**Work to do**
Write out the data again in full, exactly as it reads.

**Entries shown**
§

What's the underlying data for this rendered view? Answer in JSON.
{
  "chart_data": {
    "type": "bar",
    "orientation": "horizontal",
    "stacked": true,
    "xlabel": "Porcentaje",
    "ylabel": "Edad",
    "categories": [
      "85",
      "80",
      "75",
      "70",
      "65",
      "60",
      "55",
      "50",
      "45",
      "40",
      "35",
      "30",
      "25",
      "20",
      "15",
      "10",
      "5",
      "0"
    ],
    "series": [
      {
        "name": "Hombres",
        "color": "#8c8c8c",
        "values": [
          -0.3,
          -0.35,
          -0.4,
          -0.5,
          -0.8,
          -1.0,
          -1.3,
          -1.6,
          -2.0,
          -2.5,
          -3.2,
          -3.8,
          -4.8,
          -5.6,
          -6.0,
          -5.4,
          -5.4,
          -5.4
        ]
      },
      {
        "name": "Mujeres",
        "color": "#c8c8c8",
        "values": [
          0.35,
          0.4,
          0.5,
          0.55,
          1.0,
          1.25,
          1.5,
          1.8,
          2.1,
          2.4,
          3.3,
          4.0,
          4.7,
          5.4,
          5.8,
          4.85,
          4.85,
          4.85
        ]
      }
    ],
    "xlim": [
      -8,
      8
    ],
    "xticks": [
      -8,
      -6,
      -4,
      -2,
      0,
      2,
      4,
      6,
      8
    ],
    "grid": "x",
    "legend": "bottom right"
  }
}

§

**Expected answer**
What's the underlying data for this rendered view? Answer in JSON.
{
  "chart_data": {
    "type": "bar",
    "orientation": "horizontal",
    "stacked": true,
    "xlabel": "Porcentaje",
    "ylabel": "Edad",
    "categories": [
      "85",
      "80",
      "75",
      "70",
      "65",
      "60",
      "55",
      "50",
      "45",
      "40",
      "35",
      "30",
      "25",
      "20",
      "15",
      "10",
      "5",
      "0"
    ],
    "series": [
      {
        "name": "Hombres",
        "color": "#8c8c8c",
        "values": [
          -0.3,
          -0.35,
          -0.4,
          -0.5,
          -0.8,
          -1.0,
          -1.3,
          -1.6,
          -2.0,
          -2.5,
          -3.2,
          -3.8,
          -4.8,
          -5.6,
          -6.0,
          -5.4,
          -5.4,
          -5.4
        ]
      },
      {
        "name": "Mujeres",
        "color": "#c8c8c8",
        "values": [
          0.35,
          0.4,
          0.5,
          0.55,
          1.0,
          1.25,
          1.5,
          1.8,
          2.1,
          2.4,
          3.3,
          4.0,
          4.7,
          5.4,
          5.8,
          4.85,
          4.85,
          4.85
        ]
      }
    ],
    "xlim": [
      -8,
      8
    ],
    "xticks": [
      -8,
      -6,
      -4,
      -2,
      0,
      2,
      4,
      6,
      8
    ],
    "grid": "x",
    "legend": "bottom right"
  }
}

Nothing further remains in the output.